___ Input records

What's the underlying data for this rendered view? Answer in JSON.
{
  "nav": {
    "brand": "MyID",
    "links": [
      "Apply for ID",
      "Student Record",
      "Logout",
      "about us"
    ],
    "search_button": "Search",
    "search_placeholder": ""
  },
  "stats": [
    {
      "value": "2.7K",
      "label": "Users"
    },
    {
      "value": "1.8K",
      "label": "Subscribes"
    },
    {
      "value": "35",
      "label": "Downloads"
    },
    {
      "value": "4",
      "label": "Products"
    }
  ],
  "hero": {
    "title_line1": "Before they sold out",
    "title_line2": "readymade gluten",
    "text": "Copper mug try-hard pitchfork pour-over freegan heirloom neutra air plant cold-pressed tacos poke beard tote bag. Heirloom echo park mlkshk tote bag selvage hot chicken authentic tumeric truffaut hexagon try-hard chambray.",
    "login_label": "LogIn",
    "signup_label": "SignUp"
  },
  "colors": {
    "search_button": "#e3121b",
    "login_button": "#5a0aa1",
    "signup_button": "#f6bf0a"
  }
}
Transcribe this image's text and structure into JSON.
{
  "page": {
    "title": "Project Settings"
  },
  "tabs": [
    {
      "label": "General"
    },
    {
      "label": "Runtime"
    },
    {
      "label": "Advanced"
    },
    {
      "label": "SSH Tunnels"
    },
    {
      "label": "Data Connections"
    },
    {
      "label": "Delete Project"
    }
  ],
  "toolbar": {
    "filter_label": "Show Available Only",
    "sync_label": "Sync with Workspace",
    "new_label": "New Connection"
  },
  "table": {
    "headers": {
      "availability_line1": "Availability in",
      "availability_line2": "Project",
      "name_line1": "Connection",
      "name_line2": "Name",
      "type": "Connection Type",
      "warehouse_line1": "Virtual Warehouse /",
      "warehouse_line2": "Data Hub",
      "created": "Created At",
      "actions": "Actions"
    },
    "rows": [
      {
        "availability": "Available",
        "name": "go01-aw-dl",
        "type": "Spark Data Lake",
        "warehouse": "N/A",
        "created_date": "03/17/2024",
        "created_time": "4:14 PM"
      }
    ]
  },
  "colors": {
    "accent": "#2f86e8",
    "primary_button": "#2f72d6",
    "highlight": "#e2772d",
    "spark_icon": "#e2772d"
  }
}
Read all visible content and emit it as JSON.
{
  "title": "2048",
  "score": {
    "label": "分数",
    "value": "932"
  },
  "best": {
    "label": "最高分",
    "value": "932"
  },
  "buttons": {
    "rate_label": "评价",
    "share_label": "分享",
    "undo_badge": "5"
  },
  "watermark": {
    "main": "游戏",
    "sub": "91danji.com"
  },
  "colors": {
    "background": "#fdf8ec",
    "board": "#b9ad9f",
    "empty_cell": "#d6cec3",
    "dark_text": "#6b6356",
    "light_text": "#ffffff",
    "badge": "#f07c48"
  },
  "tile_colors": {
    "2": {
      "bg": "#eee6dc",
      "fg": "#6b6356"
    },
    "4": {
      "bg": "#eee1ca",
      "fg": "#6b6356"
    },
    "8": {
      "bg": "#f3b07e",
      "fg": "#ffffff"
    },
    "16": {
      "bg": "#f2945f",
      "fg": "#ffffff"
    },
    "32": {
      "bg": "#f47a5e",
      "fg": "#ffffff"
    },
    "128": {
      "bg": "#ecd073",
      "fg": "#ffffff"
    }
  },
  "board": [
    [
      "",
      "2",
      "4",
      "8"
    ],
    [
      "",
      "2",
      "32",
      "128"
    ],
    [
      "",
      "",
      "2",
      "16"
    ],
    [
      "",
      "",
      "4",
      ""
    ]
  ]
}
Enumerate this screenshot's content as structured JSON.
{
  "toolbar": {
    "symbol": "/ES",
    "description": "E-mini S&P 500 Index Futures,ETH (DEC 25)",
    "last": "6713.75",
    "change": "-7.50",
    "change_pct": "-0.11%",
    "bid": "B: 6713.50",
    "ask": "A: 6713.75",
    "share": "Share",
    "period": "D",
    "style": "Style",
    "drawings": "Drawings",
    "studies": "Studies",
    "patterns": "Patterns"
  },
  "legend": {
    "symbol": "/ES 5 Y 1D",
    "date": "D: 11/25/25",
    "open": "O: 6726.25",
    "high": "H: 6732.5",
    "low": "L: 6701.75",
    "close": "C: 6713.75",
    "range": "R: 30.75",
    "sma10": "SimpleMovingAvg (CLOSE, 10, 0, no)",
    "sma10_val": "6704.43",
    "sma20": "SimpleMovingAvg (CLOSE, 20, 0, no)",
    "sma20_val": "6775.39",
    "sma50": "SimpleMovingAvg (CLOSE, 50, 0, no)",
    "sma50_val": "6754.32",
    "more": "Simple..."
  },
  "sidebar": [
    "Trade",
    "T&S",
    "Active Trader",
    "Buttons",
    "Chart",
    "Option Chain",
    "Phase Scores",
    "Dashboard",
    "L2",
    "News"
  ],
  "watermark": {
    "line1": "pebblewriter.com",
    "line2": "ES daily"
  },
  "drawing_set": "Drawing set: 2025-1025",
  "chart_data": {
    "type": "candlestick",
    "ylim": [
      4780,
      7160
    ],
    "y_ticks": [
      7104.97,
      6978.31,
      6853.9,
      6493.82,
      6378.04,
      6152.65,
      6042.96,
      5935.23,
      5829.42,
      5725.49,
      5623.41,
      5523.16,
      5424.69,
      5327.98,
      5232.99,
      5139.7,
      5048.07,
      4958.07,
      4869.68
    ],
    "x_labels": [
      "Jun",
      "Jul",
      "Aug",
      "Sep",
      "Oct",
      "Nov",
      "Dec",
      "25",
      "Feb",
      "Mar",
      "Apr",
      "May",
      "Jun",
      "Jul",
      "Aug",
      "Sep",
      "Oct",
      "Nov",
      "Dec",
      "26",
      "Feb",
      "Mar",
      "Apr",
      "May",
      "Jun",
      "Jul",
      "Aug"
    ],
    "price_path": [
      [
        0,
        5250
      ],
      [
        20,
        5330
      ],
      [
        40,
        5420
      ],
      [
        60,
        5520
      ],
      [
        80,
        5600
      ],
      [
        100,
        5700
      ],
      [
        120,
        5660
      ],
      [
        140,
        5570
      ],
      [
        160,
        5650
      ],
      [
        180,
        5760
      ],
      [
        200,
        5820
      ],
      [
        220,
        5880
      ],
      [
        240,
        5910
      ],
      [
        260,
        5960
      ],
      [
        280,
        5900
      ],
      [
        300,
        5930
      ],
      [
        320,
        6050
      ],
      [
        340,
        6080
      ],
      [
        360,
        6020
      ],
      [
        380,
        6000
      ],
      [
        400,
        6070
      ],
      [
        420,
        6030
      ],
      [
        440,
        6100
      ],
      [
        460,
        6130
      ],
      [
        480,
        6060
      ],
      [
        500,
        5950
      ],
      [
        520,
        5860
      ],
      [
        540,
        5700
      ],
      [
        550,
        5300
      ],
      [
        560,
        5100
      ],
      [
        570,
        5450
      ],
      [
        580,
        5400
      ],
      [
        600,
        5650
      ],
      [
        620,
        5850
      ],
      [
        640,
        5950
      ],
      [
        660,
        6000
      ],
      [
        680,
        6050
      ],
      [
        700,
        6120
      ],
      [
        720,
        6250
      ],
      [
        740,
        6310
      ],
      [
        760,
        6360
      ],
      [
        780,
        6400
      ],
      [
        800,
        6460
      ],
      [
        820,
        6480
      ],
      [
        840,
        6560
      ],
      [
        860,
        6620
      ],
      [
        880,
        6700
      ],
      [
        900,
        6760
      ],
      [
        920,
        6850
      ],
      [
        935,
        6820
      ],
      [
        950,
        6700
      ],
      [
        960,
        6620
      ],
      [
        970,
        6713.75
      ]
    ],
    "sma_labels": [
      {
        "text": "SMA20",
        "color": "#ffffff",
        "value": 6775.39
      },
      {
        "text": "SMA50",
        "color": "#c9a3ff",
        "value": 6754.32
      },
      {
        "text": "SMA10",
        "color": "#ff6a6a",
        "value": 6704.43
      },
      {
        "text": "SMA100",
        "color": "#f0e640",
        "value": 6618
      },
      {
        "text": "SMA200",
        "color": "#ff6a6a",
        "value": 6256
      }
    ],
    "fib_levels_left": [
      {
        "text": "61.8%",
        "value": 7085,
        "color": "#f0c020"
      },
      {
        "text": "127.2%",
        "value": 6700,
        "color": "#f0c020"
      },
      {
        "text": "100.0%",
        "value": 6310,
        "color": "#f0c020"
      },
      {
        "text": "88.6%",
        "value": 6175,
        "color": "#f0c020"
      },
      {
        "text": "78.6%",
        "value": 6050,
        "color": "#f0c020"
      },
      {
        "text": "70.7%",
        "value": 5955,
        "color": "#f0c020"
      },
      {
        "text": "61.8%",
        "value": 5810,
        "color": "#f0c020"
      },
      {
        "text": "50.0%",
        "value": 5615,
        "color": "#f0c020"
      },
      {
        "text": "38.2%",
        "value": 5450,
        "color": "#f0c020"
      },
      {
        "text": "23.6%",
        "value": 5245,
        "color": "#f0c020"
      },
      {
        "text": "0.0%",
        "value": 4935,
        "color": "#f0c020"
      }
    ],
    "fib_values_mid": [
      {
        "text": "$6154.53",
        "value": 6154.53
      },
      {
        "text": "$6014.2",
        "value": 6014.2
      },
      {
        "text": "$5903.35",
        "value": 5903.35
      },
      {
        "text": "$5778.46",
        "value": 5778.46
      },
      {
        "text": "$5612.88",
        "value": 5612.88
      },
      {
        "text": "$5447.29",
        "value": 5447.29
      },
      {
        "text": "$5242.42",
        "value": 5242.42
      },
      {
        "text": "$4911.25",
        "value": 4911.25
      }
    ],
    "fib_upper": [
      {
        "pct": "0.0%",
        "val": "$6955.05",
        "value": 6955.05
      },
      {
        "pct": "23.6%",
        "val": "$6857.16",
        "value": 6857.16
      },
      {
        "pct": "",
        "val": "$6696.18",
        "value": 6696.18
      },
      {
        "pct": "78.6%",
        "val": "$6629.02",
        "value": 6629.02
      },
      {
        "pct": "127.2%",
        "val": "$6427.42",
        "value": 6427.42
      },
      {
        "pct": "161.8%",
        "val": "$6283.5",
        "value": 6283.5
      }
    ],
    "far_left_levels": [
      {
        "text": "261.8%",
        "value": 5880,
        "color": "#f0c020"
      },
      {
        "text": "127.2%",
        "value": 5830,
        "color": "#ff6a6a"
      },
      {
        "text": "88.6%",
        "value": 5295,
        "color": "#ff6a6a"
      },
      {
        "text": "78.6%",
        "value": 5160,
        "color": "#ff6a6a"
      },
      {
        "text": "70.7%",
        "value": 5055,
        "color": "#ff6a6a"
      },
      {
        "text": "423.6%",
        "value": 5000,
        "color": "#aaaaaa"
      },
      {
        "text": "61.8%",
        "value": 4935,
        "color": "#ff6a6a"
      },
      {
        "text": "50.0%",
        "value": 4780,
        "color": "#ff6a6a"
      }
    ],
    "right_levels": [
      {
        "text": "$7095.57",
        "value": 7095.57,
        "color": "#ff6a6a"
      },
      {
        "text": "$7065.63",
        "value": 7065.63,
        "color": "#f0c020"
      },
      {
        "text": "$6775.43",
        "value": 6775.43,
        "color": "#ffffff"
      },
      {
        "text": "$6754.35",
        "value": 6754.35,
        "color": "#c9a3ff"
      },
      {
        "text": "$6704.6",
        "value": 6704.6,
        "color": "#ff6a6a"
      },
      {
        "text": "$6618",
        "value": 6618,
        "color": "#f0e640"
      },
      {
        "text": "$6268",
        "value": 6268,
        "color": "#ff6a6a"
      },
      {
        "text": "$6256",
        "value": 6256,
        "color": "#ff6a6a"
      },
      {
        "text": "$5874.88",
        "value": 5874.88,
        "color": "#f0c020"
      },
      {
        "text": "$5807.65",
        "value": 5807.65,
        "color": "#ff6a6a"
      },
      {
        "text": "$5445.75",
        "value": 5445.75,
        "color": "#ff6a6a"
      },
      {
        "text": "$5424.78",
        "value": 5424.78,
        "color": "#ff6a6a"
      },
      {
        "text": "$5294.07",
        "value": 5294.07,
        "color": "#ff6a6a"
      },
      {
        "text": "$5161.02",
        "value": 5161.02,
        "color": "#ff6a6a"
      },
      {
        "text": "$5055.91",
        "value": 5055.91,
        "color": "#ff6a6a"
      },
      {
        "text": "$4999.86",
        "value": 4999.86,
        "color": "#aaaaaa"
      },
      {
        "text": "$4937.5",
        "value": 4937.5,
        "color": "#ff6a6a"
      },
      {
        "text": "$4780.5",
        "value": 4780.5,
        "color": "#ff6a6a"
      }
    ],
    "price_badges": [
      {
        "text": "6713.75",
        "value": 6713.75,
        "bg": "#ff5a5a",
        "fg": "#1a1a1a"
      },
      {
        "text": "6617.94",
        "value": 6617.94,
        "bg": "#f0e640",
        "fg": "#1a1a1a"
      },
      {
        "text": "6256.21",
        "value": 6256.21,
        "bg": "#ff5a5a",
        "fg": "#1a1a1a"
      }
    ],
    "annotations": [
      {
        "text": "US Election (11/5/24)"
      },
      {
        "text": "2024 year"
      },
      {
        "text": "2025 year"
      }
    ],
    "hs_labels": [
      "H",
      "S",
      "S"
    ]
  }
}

______

• _Given exercise_:
Pull out each line containing the word "type" and copy it.

• _Correct response_:
      "type": "Connection Type",
        "type": "Spark Data Lake",
    "type": "candlestick",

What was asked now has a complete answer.